* [GIVEN PROBLEM]
Assemble all lines in which the string "image" appears.
** START OF MATERIAL **
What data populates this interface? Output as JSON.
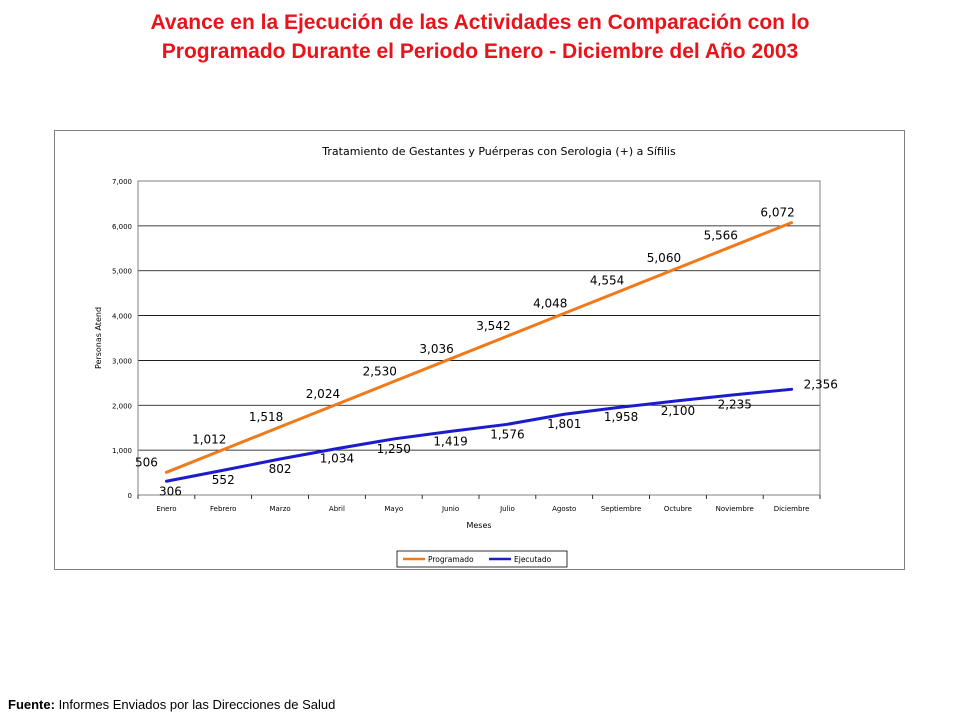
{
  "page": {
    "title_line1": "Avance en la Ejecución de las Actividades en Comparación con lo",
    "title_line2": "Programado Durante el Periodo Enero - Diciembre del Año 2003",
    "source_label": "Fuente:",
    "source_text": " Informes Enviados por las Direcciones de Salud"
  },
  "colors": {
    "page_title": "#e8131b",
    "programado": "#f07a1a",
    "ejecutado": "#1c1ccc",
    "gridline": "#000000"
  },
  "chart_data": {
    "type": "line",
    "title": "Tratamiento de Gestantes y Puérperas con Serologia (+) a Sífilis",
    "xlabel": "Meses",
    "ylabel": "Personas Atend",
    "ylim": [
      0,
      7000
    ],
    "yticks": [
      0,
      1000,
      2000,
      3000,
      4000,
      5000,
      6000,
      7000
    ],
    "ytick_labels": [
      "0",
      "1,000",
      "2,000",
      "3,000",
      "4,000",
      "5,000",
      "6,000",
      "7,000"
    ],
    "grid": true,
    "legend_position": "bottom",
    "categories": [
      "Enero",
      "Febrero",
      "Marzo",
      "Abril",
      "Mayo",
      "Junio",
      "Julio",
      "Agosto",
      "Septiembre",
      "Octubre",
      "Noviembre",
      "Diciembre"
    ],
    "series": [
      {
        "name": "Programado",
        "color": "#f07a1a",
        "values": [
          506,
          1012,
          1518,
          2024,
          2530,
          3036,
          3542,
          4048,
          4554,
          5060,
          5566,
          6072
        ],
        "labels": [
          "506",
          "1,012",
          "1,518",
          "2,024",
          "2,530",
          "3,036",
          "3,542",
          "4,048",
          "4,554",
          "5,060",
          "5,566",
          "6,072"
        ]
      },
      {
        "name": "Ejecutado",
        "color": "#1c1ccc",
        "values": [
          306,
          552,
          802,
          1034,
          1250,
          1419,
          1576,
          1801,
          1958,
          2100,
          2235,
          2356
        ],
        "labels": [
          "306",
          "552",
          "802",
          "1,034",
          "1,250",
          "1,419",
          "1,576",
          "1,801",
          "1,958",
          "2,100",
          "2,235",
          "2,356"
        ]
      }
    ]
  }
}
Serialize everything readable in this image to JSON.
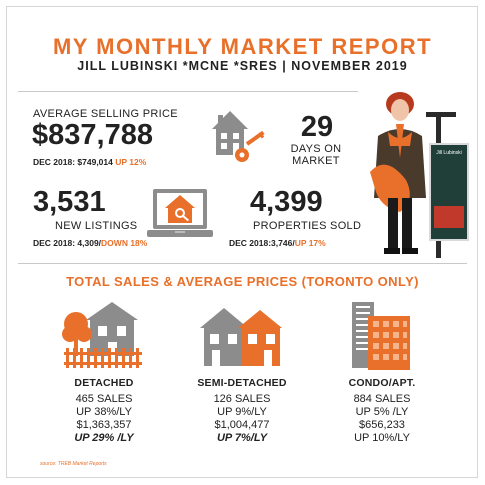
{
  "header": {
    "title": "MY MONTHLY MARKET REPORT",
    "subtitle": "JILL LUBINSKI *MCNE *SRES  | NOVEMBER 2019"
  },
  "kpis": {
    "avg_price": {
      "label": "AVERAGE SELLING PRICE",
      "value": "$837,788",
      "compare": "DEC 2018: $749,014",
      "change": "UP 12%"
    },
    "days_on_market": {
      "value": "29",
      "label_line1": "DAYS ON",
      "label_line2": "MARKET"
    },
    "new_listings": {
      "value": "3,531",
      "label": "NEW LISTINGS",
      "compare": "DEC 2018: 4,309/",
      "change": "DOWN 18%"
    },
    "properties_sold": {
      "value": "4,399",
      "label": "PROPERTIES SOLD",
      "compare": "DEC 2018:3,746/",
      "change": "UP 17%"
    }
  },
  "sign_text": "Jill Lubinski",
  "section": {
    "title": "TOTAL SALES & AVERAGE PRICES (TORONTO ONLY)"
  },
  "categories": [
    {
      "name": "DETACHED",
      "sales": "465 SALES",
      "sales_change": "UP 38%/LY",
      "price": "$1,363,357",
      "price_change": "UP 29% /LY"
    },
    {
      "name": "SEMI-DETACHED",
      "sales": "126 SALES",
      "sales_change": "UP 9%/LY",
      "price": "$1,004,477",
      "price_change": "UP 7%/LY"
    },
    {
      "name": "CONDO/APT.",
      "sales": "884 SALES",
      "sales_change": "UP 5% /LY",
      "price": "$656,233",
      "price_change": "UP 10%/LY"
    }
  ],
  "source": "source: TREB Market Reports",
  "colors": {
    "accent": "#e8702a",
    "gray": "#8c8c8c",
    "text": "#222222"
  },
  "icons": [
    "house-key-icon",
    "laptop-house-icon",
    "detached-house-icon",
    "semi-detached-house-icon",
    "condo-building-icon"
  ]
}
** END OF MATERIAL **
** START OF MATERIAL **
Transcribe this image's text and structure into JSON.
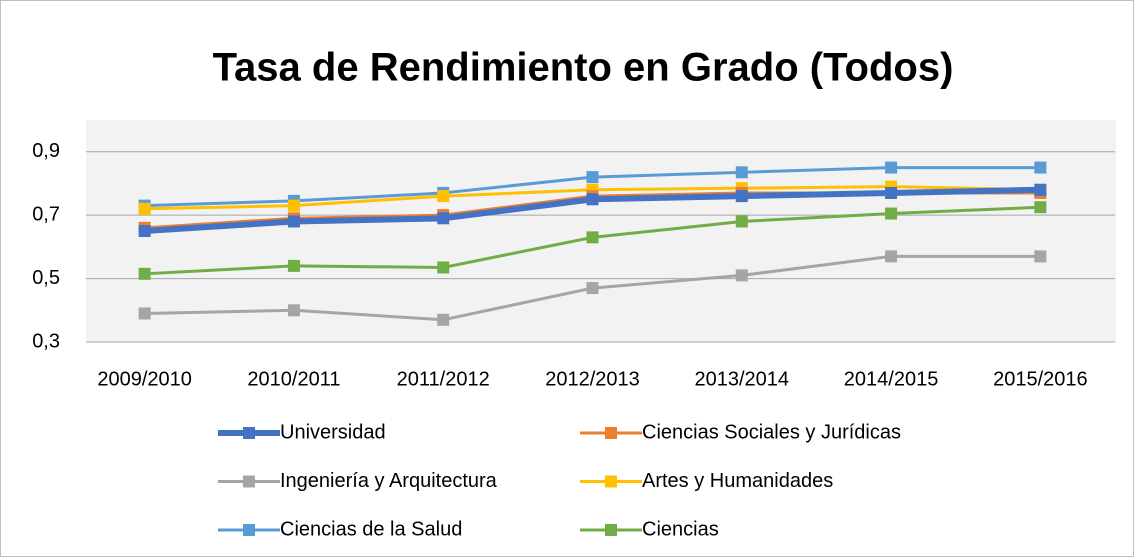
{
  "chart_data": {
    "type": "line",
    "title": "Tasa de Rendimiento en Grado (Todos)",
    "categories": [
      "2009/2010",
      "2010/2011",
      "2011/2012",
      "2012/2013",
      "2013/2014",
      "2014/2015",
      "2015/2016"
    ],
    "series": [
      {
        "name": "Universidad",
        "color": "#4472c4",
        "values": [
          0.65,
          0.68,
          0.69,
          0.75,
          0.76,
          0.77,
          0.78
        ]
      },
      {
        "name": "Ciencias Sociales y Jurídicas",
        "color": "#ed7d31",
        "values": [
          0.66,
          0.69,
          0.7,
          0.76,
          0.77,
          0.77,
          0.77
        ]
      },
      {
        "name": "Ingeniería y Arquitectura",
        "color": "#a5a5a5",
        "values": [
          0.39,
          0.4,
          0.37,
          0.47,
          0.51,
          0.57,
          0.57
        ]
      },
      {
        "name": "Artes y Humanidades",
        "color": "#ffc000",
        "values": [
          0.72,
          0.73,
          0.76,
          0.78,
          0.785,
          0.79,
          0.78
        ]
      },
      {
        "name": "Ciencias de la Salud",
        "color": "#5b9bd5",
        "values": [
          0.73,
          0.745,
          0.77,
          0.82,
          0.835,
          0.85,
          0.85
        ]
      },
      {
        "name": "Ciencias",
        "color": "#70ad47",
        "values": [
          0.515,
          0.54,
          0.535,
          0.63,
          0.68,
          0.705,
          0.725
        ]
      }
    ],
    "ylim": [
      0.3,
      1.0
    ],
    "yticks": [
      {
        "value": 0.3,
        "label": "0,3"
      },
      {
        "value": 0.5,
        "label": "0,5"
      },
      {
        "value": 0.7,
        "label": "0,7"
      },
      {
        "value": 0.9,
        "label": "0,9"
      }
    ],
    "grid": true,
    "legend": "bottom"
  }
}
** END OF MATERIAL **
* [PROBLEM SOLUTION]
Serialize everything readable in this image to JSON.
Transcribe this image's text and structure into JSON.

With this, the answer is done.